▸ **What this task involves**:
Return the full listing exactly as it is written.

[Start of Recorded information]

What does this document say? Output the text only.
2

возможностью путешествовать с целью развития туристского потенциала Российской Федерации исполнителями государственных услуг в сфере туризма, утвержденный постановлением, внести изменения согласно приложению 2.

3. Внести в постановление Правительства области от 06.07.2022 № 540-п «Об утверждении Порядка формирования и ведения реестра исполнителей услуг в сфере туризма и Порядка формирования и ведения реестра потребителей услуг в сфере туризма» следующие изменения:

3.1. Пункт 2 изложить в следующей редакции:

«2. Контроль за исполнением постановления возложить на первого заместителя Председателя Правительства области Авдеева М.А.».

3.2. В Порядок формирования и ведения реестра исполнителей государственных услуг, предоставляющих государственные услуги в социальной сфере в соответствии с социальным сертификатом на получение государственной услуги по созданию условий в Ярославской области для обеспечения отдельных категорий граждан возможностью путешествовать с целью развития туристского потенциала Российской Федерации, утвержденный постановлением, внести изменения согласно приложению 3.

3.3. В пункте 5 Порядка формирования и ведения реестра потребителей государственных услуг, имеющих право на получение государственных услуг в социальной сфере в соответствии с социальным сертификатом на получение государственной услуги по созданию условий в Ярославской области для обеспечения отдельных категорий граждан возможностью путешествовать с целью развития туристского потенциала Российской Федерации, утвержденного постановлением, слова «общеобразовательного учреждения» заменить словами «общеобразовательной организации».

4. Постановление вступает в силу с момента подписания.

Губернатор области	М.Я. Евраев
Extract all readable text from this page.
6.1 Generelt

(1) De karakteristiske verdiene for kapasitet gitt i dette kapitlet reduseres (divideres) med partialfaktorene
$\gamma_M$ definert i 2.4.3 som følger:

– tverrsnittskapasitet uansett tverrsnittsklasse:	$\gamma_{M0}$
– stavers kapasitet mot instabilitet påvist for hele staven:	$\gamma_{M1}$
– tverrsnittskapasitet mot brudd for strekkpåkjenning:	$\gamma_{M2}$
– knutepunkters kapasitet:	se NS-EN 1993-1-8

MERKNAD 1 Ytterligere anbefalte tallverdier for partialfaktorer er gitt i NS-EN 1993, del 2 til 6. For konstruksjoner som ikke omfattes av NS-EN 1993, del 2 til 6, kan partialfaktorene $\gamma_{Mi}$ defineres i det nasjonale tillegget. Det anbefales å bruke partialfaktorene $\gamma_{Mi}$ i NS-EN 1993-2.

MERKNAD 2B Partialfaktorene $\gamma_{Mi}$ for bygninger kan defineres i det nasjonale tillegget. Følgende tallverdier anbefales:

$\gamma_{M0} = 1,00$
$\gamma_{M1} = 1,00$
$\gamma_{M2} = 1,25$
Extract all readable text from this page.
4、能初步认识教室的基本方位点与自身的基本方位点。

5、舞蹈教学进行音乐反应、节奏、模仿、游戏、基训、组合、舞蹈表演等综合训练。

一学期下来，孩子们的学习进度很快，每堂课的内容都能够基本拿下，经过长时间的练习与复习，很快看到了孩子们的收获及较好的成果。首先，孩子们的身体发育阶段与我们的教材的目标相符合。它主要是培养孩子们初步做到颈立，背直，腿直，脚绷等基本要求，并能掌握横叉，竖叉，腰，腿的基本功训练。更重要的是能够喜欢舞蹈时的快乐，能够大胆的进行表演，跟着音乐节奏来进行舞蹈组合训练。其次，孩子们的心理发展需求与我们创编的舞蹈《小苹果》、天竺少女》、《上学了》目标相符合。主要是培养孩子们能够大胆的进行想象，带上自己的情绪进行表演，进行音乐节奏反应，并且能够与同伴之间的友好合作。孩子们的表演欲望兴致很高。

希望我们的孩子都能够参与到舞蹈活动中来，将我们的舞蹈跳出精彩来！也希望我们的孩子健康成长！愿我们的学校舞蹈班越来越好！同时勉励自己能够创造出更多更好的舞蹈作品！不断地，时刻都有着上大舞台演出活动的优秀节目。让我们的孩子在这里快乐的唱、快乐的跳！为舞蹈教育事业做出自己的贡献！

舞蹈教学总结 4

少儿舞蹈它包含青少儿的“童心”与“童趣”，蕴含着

[End of Recorded information]

▸ **Result below**:
What does this document say? Output the text only.
2

возможностью путешествовать с целью развития туристского потенциала Российской Федерации исполнителями государственных услуг в сфере туризма, утвержденный постановлением, внести изменения согласно приложению 2.

3. Внести в постановление Правительства области от 06.07.2022 № 540-п «Об утверждении Порядка формирования и ведения реестра исполнителей услуг в сфере туризма и Порядка формирования и ведения реестра потребителей услуг в сфере туризма» следующие изменения:

3.1. Пункт 2 изложить в следующей редакции:

«2. Контроль за исполнением постановления возложить на первого заместителя Председателя Правительства области Авдеева М.А.».

3.2. В Порядок формирования и ведения реестра исполнителей государственных услуг, предоставляющих государственные услуги в социальной сфере в соответствии с социальным сертификатом на получение государственной услуги по созданию условий в Ярославской области для обеспечения отдельных категорий граждан возможностью путешествовать с целью развития туристского потенциала Российской Федерации, утвержденный постановлением, внести изменения согласно приложению 3.

3.3. В пункте 5 Порядка формирования и ведения реестра потребителей государственных услуг, имеющих право на получение государственных услуг в социальной сфере в соответствии с социальным сертификатом на получение государственной услуги по созданию условий в Ярославской области для обеспечения отдельных категорий граждан возможностью путешествовать с целью развития туристского потенциала Российской Федерации, утвержденного постановлением, слова «общеобразовательного учреждения» заменить словами «общеобразовательной организации».

4. Постановление вступает в силу с момента подписания.

Губернатор области	М.Я. Евраев
Extract all readable text from this page.
6.1 Generelt

(1) De karakteristiske verdiene for kapasitet gitt i dette kapitlet reduseres (divideres) med partialfaktorene
$\gamma_M$ definert i 2.4.3 som følger:

– tverrsnittskapasitet uansett tverrsnittsklasse:	$\gamma_{M0}$
– stavers kapasitet mot instabilitet påvist for hele staven:	$\gamma_{M1}$
– tverrsnittskapasitet mot brudd for strekkpåkjenning:	$\gamma_{M2}$
– knutepunkters kapasitet:	se NS-EN 1993-1-8

MERKNAD 1 Ytterligere anbefalte tallverdier for partialfaktorer er gitt i NS-EN 1993, del 2 til 6. For konstruksjoner som ikke omfattes av NS-EN 1993, del 2 til 6, kan partialfaktorene $\gamma_{Mi}$ defineres i det nasjonale tillegget. Det anbefales å bruke partialfaktorene $\gamma_{Mi}$ i NS-EN 1993-2.

MERKNAD 2B Partialfaktorene $\gamma_{Mi}$ for bygninger kan defineres i det nasjonale tillegget. Følgende tallverdier anbefales:

$\gamma_{M0} = 1,00$
$\gamma_{M1} = 1,00$
$\gamma_{M2} = 1,25$
Extract all readable text from this page.
4、能初步认识教室的基本方位点与自身的基本方位点。

5、舞蹈教学进行音乐反应、节奏、模仿、游戏、基训、组合、舞蹈表演等综合训练。

一学期下来，孩子们的学习进度很快，每堂课的内容都能够基本拿下，经过长时间的练习与复习，很快看到了孩子们的收获及较好的成果。首先，孩子们的身体发育阶段与我们的教材的目标相符合。它主要是培养孩子们初步做到颈立，背直，腿直，脚绷等基本要求，并能掌握横叉，竖叉，腰，腿的基本功训练。更重要的是能够喜欢舞蹈时的快乐，能够大胆的进行表演，跟着音乐节奏来进行舞蹈组合训练。其次，孩子们的心理发展需求与我们创编的舞蹈《小苹果》、天竺少女》、《上学了》目标相符合。主要是培养孩子们能够大胆的进行想象，带上自己的情绪进行表演，进行音乐节奏反应，并且能够与同伴之间的友好合作。孩子们的表演欲望兴致很高。

希望我们的孩子都能够参与到舞蹈活动中来，将我们的舞蹈跳出精彩来！也希望我们的孩子健康成长！愿我们的学校舞蹈班越来越好！同时勉励自己能够创造出更多更好的舞蹈作品！不断地，时刻都有着上大舞台演出活动的优秀节目。让我们的孩子在这里快乐的唱、快乐的跳！为舞蹈教育事业做出自己的贡献！

舞蹈教学总结 4

少儿舞蹈它包含青少儿的“童心”与“童趣”，蕴含着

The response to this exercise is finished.